** Begin Data shown **

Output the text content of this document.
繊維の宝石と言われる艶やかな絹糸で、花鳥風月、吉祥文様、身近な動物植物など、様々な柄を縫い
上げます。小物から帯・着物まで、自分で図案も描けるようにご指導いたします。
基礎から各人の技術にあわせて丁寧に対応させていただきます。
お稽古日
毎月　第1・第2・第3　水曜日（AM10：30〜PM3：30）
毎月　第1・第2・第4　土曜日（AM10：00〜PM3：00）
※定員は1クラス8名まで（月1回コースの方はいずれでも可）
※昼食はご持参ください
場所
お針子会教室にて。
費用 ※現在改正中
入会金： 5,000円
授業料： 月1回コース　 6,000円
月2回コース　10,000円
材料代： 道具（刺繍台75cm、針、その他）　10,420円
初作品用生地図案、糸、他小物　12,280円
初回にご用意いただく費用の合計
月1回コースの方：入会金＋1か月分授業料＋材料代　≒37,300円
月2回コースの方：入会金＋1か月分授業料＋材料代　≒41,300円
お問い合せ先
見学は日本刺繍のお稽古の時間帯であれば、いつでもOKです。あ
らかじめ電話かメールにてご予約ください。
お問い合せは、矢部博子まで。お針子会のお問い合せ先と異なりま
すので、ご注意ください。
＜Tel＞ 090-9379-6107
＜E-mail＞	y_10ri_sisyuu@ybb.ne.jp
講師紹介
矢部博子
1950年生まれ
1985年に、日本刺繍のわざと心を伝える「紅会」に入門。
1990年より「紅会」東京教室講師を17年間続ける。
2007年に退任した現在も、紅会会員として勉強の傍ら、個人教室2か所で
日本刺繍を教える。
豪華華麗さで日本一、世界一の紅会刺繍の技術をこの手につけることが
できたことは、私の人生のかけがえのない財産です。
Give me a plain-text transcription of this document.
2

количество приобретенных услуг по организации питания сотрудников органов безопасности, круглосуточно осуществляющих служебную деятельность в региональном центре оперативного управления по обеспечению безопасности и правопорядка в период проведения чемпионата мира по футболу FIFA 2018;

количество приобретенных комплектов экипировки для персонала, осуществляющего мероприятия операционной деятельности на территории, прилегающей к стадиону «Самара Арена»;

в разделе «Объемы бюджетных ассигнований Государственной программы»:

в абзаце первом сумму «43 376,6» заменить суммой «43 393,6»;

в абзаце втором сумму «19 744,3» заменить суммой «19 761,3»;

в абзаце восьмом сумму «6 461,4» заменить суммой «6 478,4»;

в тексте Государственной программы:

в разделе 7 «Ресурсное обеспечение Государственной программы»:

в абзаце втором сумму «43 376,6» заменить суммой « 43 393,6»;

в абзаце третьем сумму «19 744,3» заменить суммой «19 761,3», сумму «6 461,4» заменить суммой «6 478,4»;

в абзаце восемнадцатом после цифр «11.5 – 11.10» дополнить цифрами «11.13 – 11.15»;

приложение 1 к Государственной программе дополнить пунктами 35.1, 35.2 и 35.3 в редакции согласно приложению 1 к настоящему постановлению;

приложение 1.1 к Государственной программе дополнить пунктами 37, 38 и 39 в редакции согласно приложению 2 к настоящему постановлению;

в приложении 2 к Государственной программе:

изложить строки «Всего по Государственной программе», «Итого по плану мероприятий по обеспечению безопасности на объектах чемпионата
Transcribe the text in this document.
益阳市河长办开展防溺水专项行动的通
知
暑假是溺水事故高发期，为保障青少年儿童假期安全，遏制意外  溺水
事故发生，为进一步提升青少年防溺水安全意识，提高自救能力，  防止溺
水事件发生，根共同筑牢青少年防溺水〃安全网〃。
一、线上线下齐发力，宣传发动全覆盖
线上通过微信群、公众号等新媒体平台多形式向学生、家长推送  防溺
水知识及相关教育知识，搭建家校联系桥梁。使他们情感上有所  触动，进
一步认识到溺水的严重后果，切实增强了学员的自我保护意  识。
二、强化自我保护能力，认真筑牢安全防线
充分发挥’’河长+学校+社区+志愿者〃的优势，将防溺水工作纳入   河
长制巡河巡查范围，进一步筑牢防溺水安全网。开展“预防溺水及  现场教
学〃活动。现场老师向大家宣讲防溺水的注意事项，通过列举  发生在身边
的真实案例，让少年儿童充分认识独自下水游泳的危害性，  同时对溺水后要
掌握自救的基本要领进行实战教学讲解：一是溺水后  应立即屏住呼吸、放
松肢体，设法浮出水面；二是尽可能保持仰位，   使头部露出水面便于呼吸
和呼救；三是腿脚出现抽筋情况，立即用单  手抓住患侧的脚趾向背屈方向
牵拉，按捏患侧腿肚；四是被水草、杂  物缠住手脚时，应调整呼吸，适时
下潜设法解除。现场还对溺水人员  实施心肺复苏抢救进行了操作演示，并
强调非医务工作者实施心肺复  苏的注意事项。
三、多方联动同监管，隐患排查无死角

** End Data shown **

* Problem to solve:
Search the records for the word "this". Copy every line that has it.

* Task output:
Output the text content of this document.
Give me a plain-text transcription of this document.
Transcribe the text in this document.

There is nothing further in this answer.